作業項目 1
課題文の「三日分・捨ててもいい下着という考え方は、」から「という状況が起きます。」までを、一字も変えずに書き写してください。
作業項目 2
課題文で、避難生活の初期に起きる状況として挙げられている四つは何か。
作業項目 3
課題文は、避難服の備えは捨て方まで含めて完成すると述べている。なぜ捨て方まで考える必要があるのか、課題文に沿って一〜三文で説明せよ。

課題文
--------------------------------
避難服備蓄で、
意外と誰も考えていないのが
「使った後、どう捨てるか」という問題です。
三日分・捨ててもいい下着という考え方は、
非常に合理的です。
しかし現場では、
「捨てられずに困る」ケースも多く見られました。
避難服の備えは、
捨て方まで含めて完成します。
■① 災害直後は「ゴミが出せない」
避難生活の初期は、
・ごみ収集が止まる
・分別ルールが不明
・袋が不足する
・臭いが問題になる
という状況が起きます。
この中で、
使い終わった下着や衣類を
そのまま放置すると、
・衛生悪化
・臭いのストレス
・避難所トラブル
につながります。
■② 「捨てる前提」なら準備すべきもの
捨ててもいい下着を備えるなら、
同時に準備すべきものがあります。
・中身が見えない袋
・臭いを抑える袋
・口をしっかり縛れるもの
これは、
下着以上に重要な付随装備です。
「服」だけでは、
備えとして不十分です。
■③ 捨てる=すぐ廃棄、ではない
誤解してはいけない点があります。
--------------------------------
記録抜粋
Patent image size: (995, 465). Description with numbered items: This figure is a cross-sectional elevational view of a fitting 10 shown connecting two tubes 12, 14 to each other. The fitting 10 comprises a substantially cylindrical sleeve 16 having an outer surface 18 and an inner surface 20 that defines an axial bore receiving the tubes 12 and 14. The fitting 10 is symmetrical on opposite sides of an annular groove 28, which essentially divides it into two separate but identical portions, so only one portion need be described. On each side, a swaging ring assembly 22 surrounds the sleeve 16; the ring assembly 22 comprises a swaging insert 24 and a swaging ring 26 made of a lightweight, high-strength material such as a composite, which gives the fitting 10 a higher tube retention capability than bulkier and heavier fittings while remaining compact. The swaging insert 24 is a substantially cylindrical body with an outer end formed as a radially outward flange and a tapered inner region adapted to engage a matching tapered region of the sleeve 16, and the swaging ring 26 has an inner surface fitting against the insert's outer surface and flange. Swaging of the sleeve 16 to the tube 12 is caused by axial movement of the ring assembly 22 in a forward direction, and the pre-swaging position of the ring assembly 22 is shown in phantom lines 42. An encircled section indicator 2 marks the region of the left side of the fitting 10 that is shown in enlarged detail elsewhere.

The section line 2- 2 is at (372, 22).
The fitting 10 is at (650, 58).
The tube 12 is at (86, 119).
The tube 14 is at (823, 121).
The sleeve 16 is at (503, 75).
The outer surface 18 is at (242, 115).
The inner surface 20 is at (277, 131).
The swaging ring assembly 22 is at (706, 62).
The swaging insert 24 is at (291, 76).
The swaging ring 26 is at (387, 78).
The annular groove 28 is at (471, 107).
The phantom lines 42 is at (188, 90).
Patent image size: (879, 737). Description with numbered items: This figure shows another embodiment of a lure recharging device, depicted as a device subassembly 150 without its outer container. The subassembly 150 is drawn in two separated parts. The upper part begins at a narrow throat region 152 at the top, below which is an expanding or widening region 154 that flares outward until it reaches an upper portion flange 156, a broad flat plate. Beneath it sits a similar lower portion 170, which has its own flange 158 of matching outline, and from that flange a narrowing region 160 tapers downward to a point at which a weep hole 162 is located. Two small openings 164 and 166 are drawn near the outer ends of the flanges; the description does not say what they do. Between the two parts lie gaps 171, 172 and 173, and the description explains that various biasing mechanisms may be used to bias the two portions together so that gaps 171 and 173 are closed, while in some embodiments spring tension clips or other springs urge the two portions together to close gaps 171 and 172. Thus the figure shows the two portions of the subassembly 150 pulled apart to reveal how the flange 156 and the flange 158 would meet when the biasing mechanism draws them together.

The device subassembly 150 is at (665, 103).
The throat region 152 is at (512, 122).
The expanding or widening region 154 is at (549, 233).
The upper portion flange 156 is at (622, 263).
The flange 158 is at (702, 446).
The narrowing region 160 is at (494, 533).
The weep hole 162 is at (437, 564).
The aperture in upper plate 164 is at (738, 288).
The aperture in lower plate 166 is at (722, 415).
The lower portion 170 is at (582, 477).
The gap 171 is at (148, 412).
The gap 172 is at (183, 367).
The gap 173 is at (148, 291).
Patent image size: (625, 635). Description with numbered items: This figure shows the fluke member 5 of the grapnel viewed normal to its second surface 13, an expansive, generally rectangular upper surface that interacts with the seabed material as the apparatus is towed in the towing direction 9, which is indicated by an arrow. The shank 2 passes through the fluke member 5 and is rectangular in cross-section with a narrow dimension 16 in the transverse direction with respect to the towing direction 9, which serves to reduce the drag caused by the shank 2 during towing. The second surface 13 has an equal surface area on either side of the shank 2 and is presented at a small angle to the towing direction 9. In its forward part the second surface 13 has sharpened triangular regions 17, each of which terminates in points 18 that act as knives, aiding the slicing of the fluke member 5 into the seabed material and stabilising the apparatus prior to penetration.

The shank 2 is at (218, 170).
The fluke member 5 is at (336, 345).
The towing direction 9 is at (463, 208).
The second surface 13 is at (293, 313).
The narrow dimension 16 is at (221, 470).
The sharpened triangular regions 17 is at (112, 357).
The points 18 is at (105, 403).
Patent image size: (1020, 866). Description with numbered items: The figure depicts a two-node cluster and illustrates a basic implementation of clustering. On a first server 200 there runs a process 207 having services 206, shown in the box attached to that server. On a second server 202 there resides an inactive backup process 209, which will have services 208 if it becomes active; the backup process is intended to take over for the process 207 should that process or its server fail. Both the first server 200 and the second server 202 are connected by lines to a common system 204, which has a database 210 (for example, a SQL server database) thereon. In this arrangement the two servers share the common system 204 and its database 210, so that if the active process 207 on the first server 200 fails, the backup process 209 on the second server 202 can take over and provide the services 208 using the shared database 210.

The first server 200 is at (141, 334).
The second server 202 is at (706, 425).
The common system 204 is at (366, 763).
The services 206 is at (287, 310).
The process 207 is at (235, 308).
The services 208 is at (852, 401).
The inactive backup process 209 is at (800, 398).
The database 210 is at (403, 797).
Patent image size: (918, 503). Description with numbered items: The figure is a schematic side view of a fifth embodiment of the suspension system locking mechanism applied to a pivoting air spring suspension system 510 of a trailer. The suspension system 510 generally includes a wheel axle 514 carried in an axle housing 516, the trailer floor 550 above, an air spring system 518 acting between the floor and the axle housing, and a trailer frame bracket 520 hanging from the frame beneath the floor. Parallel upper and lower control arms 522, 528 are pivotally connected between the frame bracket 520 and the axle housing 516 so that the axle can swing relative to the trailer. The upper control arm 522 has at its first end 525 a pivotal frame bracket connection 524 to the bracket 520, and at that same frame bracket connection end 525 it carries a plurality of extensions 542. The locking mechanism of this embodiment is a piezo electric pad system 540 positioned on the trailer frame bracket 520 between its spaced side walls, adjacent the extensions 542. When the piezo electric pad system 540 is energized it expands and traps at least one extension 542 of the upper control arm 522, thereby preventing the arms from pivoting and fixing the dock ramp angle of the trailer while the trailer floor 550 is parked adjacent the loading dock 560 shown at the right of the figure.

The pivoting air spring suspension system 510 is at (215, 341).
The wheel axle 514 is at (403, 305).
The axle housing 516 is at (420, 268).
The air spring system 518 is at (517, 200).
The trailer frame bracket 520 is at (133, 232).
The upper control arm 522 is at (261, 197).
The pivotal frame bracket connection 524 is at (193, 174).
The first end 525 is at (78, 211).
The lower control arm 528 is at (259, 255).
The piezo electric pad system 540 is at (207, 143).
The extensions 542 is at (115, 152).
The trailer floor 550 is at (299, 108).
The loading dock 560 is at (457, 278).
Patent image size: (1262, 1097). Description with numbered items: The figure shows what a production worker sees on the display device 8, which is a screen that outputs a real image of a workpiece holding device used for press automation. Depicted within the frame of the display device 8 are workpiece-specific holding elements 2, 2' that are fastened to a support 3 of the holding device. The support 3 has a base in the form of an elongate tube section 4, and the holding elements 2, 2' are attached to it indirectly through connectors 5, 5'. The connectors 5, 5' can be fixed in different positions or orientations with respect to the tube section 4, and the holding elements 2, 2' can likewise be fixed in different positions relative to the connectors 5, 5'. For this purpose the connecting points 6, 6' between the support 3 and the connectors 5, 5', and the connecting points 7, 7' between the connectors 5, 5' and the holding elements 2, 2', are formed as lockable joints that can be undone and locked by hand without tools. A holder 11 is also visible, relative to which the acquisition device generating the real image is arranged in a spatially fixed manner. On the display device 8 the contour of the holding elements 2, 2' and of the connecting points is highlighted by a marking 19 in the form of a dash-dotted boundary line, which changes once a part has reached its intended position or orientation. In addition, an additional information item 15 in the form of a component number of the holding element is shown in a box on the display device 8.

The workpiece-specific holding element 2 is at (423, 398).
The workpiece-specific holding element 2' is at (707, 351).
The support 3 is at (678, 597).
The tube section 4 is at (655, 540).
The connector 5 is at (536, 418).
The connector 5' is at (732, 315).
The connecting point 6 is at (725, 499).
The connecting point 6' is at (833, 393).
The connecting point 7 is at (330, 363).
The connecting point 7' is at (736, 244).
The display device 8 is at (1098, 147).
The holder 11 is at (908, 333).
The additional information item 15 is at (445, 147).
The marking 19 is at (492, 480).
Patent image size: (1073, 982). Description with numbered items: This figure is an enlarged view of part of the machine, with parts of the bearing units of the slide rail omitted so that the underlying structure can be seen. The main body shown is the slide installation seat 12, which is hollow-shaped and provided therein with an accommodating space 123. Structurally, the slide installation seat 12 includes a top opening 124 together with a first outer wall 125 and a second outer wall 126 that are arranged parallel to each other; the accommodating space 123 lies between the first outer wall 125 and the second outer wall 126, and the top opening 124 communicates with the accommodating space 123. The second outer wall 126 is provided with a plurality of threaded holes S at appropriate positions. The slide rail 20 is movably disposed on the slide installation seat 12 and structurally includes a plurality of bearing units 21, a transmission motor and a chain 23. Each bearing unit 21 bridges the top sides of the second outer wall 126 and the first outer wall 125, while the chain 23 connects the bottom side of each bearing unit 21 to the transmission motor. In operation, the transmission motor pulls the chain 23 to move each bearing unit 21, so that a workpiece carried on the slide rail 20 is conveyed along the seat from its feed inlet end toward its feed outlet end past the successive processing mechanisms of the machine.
--------------------------------
結果 1
三日分・捨ててもいい下着という考え方は、
非常に合理的です。
しかし現場では、
「捨てられずに困る」ケースも多く見られました。
避難服の備えは、
捨て方まで含めて完成します。
■① 災害直後は「ゴミが出せない」
避難生活の初期は、
・ごみ収集が止まる
・分別ルールが不明
・袋が不足する
・臭いが問題になる
という状況が起きます。

結果 2
ごみ収集が止まる、分別ルールが不明、袋が不足する、臭いが問題になる、の四つです。

結果 3
避難生活の初期にはごみ収集が止まり、分別ルールが不明で、袋も不足し、臭いも問題になるため、ゴミを出せません。その中で使い終わった下着や衣類をそのまま放置すると、衛生悪化、臭いのストレス、避難所トラブルにつながるからです。